__Your objective__:
Repeat the full listing below verbatim and keep the images out.

--- Start Data in this exercise ---

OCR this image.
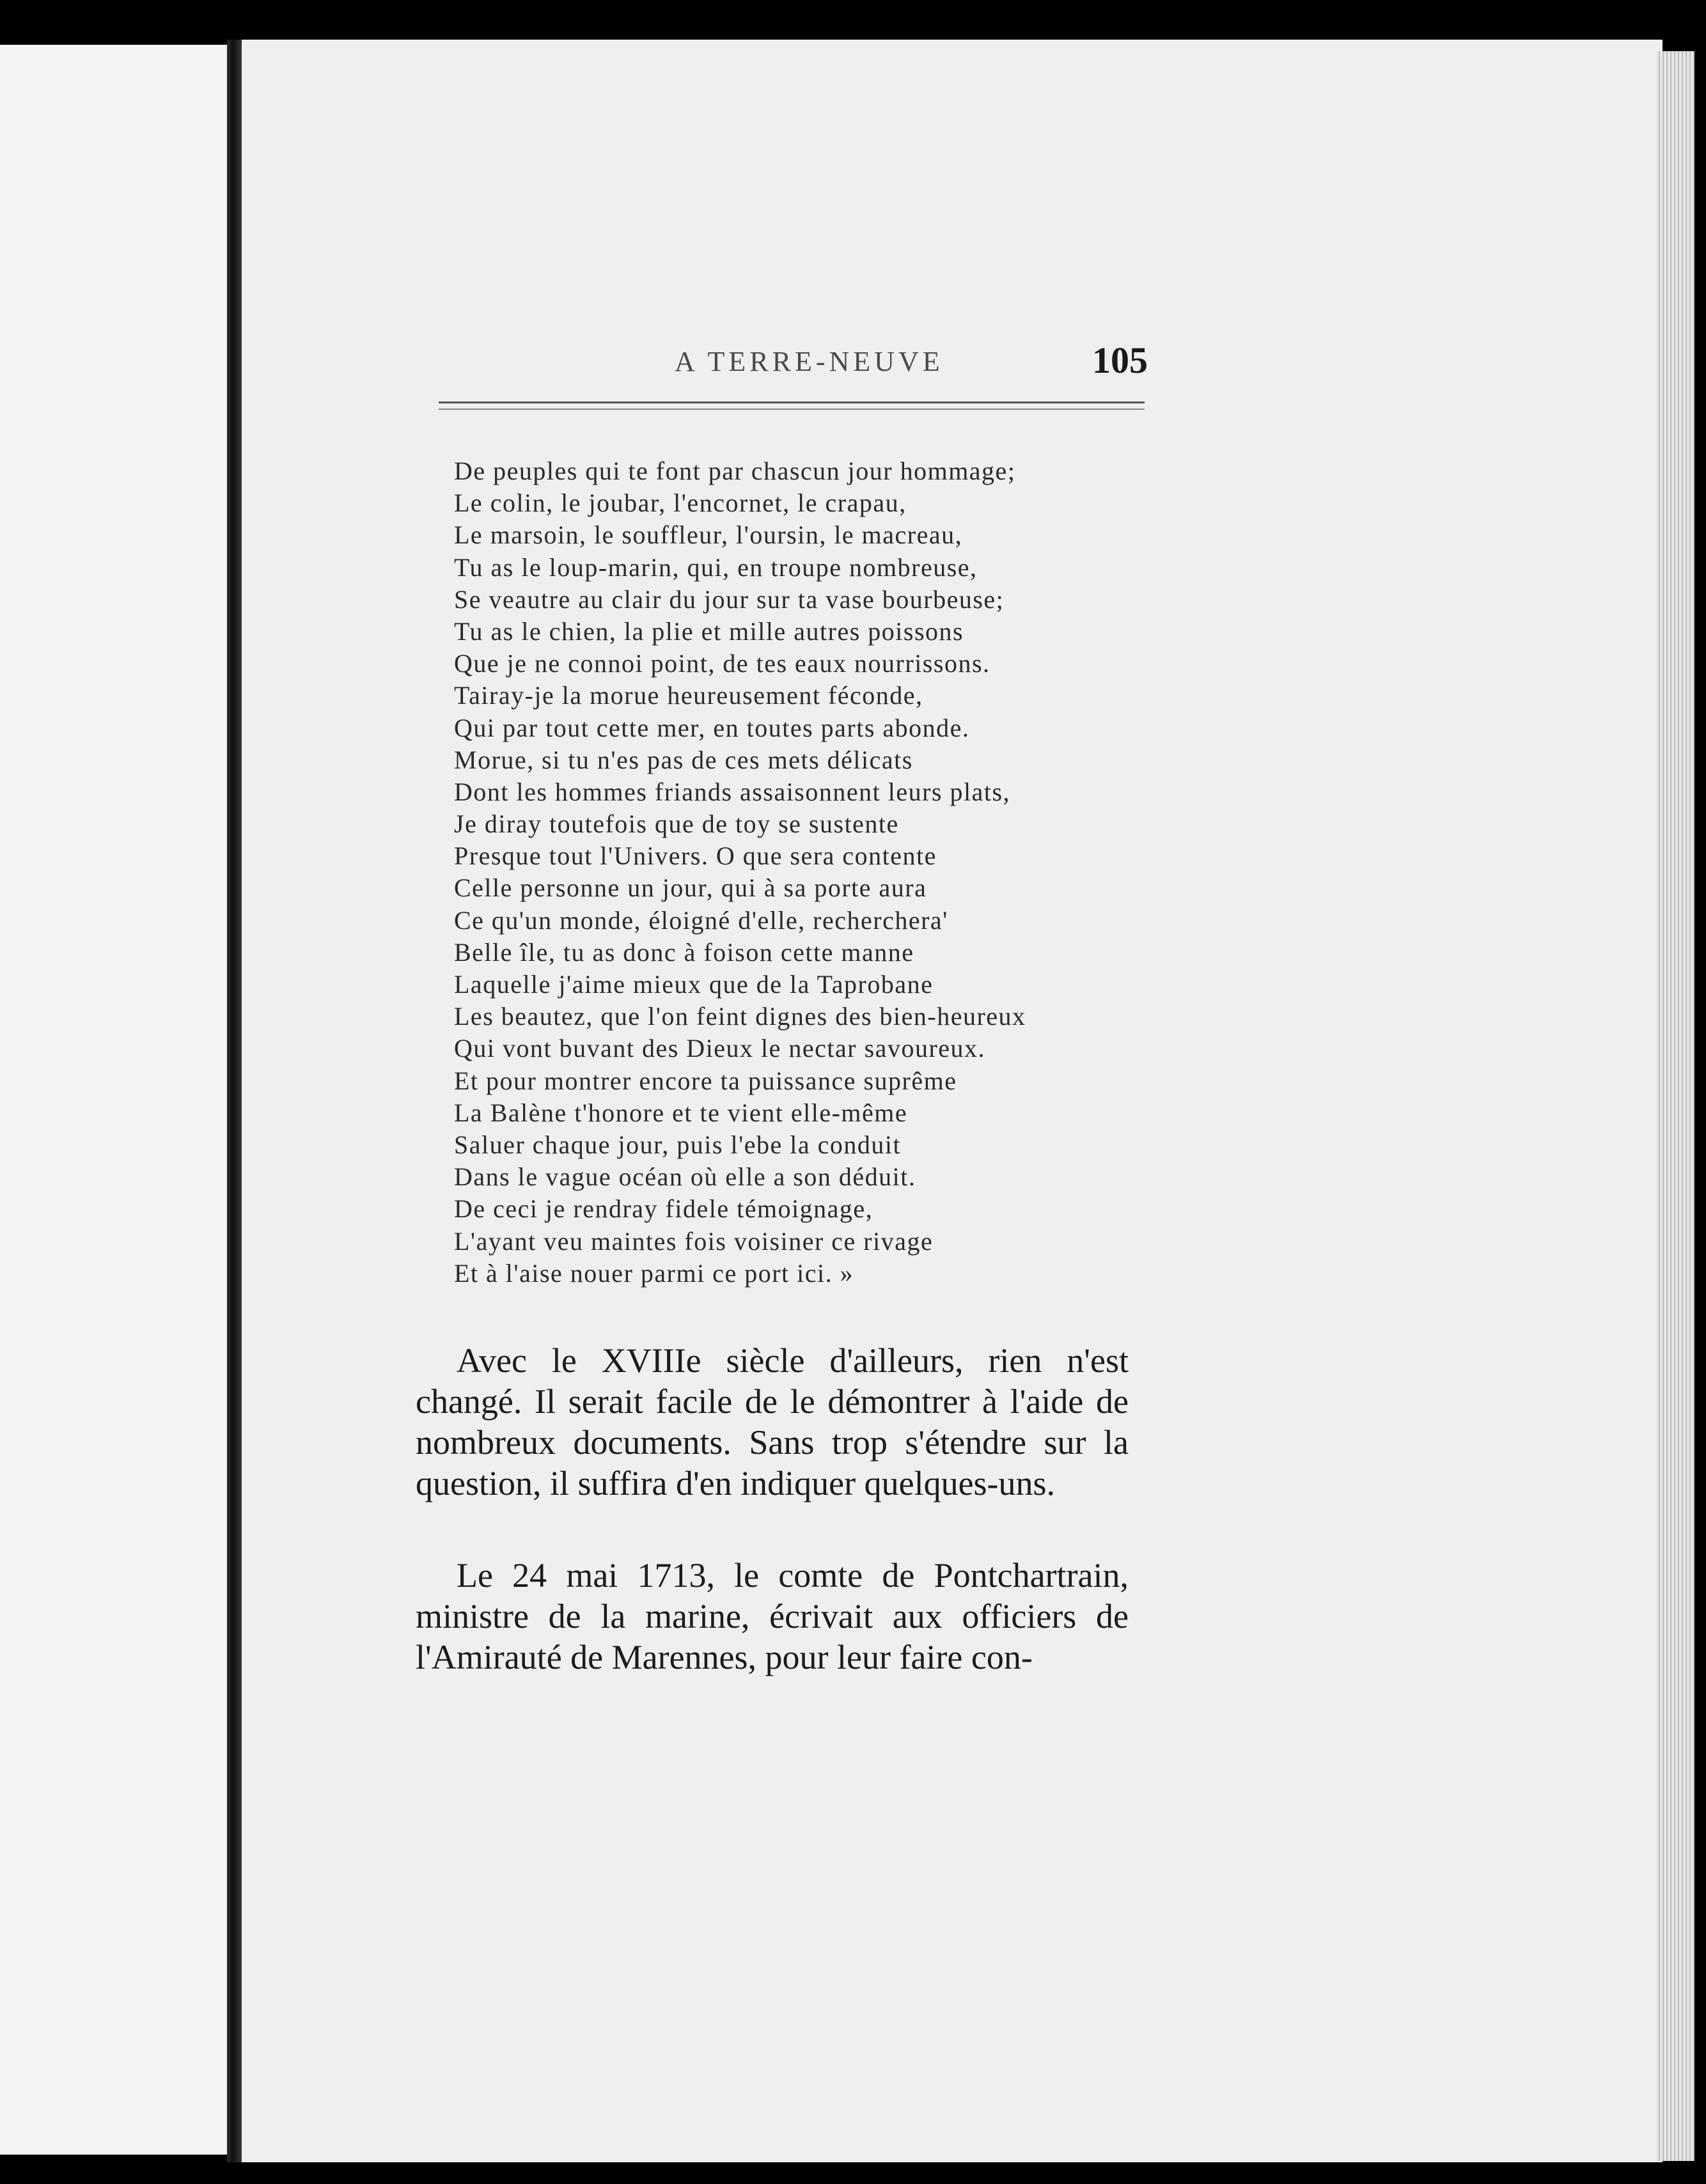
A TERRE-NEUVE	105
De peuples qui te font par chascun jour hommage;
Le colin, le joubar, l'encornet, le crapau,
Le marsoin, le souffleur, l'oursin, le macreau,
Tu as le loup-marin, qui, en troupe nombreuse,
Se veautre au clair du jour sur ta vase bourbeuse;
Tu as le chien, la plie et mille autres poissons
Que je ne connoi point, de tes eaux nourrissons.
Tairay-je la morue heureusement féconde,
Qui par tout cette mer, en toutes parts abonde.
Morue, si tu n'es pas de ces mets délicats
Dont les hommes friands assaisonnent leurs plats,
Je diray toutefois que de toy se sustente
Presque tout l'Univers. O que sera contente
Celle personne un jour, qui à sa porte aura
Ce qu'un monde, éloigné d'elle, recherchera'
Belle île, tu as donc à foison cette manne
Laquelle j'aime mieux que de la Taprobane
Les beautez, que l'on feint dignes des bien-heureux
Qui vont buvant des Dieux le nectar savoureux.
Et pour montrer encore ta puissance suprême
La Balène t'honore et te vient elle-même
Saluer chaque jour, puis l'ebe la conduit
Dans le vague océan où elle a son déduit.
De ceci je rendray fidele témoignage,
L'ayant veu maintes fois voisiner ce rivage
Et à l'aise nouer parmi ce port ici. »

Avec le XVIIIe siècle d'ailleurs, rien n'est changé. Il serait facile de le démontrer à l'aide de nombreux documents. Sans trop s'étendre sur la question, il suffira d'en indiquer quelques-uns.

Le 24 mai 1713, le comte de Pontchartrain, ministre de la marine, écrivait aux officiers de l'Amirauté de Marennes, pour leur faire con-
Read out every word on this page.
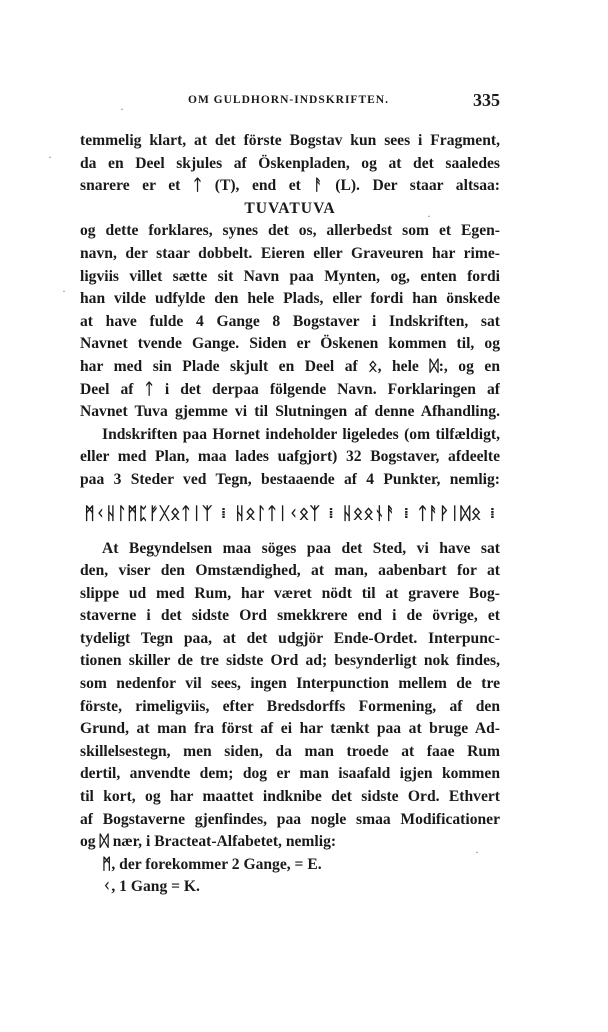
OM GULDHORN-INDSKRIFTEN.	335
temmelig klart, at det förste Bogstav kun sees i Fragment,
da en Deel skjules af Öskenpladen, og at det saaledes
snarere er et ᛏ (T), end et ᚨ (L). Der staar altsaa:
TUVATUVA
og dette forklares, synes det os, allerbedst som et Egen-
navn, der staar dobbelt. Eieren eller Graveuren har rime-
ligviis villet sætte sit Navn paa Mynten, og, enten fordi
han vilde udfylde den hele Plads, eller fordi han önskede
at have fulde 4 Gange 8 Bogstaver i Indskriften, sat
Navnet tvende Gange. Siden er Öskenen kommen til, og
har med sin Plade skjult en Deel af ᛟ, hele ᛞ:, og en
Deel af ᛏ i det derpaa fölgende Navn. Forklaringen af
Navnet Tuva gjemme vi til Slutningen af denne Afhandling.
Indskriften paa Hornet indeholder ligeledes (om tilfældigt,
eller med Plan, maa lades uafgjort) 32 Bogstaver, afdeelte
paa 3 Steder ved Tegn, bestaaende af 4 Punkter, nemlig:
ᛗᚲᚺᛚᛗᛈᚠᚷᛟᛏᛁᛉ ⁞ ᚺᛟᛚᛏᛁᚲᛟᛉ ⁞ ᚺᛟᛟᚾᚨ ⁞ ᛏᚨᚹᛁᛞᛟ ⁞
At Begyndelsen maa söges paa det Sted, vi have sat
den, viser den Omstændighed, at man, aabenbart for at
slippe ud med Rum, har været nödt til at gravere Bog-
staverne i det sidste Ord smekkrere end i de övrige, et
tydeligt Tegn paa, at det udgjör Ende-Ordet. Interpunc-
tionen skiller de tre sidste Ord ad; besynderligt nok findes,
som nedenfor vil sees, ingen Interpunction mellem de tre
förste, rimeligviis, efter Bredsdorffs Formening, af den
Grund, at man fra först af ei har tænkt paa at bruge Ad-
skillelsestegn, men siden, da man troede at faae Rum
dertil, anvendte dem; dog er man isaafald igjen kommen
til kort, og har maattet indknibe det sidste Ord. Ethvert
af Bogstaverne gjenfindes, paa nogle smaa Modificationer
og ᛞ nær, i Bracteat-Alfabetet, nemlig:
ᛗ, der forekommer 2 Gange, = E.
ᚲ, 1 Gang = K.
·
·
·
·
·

--- End Data in this exercise ---

__Solution to the exercise__:
OCR this image.
A TERRE-NEUVE	105
De peuples qui te font par chascun jour hommage;
Le colin, le joubar, l'encornet, le crapau,
Le marsoin, le souffleur, l'oursin, le macreau,
Tu as le loup-marin, qui, en troupe nombreuse,
Se veautre au clair du jour sur ta vase bourbeuse;
Tu as le chien, la plie et mille autres poissons
Que je ne connoi point, de tes eaux nourrissons.
Tairay-je la morue heureusement féconde,
Qui par tout cette mer, en toutes parts abonde.
Morue, si tu n'es pas de ces mets délicats
Dont les hommes friands assaisonnent leurs plats,
Je diray toutefois que de toy se sustente
Presque tout l'Univers. O que sera contente
Celle personne un jour, qui à sa porte aura
Ce qu'un monde, éloigné d'elle, recherchera'
Belle île, tu as donc à foison cette manne
Laquelle j'aime mieux que de la Taprobane
Les beautez, que l'on feint dignes des bien-heureux
Qui vont buvant des Dieux le nectar savoureux.
Et pour montrer encore ta puissance suprême
La Balène t'honore et te vient elle-même
Saluer chaque jour, puis l'ebe la conduit
Dans le vague océan où elle a son déduit.
De ceci je rendray fidele témoignage,
L'ayant veu maintes fois voisiner ce rivage
Et à l'aise nouer parmi ce port ici. »

Avec le XVIIIe siècle d'ailleurs, rien n'est changé. Il serait facile de le démontrer à l'aide de nombreux documents. Sans trop s'étendre sur la question, il suffira d'en indiquer quelques-uns.

Le 24 mai 1713, le comte de Pontchartrain, ministre de la marine, écrivait aux officiers de l'Amirauté de Marennes, pour leur faire con-
Read out every word on this page.
OM GULDHORN-INDSKRIFTEN.	335
temmelig klart, at det förste Bogstav kun sees i Fragment,
da en Deel skjules af Öskenpladen, og at det saaledes
snarere er et ᛏ (T), end et ᚨ (L). Der staar altsaa:
TUVATUVA
og dette forklares, synes det os, allerbedst som et Egen-
navn, der staar dobbelt. Eieren eller Graveuren har rime-
ligviis villet sætte sit Navn paa Mynten, og, enten fordi
han vilde udfylde den hele Plads, eller fordi han önskede
at have fulde 4 Gange 8 Bogstaver i Indskriften, sat
Navnet tvende Gange. Siden er Öskenen kommen til, og
har med sin Plade skjult en Deel af ᛟ, hele ᛞ:, og en
Deel af ᛏ i det derpaa fölgende Navn. Forklaringen af
Navnet Tuva gjemme vi til Slutningen af denne Afhandling.
Indskriften paa Hornet indeholder ligeledes (om tilfældigt,
eller med Plan, maa lades uafgjort) 32 Bogstaver, afdeelte
paa 3 Steder ved Tegn, bestaaende af 4 Punkter, nemlig:
ᛗᚲᚺᛚᛗᛈᚠᚷᛟᛏᛁᛉ ⁞ ᚺᛟᛚᛏᛁᚲᛟᛉ ⁞ ᚺᛟᛟᚾᚨ ⁞ ᛏᚨᚹᛁᛞᛟ ⁞
At Begyndelsen maa söges paa det Sted, vi have sat
den, viser den Omstændighed, at man, aabenbart for at
slippe ud med Rum, har været nödt til at gravere Bog-
staverne i det sidste Ord smekkrere end i de övrige, et
tydeligt Tegn paa, at det udgjör Ende-Ordet. Interpunc-
tionen skiller de tre sidste Ord ad; besynderligt nok findes,
som nedenfor vil sees, ingen Interpunction mellem de tre
förste, rimeligviis, efter Bredsdorffs Formening, af den
Grund, at man fra först af ei har tænkt paa at bruge Ad-
skillelsestegn, men siden, da man troede at faae Rum
dertil, anvendte dem; dog er man isaafald igjen kommen
til kort, og har maattet indknibe det sidste Ord. Ethvert
af Bogstaverne gjenfindes, paa nogle smaa Modificationer
og ᛞ nær, i Bracteat-Alfabetet, nemlig:
ᛗ, der forekommer 2 Gange, = E.
ᚲ, 1 Gang = K.
·
·
·
·
·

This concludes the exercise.